### GIVEN REQUEST
Copy each line in which the string "cluster" occurs.

### DATASET CONTENT
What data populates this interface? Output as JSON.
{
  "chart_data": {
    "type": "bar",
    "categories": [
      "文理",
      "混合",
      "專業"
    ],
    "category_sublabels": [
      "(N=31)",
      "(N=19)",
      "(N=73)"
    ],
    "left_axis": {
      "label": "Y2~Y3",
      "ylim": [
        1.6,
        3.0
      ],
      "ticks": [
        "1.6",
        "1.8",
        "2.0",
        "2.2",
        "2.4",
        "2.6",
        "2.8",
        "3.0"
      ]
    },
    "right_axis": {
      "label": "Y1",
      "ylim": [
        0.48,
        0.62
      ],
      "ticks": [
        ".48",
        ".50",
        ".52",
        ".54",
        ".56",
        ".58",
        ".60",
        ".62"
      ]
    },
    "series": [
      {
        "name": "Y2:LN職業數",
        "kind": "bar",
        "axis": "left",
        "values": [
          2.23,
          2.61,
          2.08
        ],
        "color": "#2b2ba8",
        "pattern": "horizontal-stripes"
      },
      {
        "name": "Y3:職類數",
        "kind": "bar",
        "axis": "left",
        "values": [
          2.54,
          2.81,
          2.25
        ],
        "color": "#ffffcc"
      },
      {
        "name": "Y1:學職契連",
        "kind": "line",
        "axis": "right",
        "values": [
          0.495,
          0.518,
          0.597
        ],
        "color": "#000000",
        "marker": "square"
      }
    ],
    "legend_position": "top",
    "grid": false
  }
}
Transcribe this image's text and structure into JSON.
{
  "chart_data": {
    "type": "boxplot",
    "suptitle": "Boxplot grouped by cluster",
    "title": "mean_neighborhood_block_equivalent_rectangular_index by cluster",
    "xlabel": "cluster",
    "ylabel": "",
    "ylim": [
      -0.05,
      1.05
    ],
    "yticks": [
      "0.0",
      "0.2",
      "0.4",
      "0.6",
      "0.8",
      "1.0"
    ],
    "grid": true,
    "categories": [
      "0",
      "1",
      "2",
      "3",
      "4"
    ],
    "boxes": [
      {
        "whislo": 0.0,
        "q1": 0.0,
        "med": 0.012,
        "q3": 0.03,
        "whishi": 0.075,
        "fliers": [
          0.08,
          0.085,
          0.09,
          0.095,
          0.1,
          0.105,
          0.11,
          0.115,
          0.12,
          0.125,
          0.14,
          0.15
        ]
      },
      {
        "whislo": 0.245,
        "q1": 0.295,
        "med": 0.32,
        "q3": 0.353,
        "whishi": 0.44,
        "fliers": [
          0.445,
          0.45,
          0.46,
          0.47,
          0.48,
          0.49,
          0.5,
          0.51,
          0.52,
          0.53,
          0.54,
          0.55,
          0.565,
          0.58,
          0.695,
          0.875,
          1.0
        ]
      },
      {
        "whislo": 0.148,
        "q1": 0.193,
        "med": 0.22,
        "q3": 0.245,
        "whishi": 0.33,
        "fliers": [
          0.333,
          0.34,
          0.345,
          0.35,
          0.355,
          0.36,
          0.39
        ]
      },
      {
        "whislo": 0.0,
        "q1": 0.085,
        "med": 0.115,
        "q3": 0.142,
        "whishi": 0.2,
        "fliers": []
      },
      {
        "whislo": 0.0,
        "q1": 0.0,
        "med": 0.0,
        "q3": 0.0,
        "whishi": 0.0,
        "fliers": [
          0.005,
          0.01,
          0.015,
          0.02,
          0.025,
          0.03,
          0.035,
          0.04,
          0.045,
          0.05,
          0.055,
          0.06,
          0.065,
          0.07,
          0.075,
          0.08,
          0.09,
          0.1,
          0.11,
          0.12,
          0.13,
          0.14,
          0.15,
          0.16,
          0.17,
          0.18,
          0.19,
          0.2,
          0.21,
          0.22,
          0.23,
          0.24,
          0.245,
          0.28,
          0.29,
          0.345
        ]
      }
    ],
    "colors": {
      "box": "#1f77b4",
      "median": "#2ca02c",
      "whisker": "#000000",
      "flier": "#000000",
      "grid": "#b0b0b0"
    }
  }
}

### EXERCISE RESULT
    "suptitle": "Boxplot grouped by cluster",
    "title": "mean_neighborhood_block_equivalent_rectangular_index by cluster",
    "xlabel": "cluster",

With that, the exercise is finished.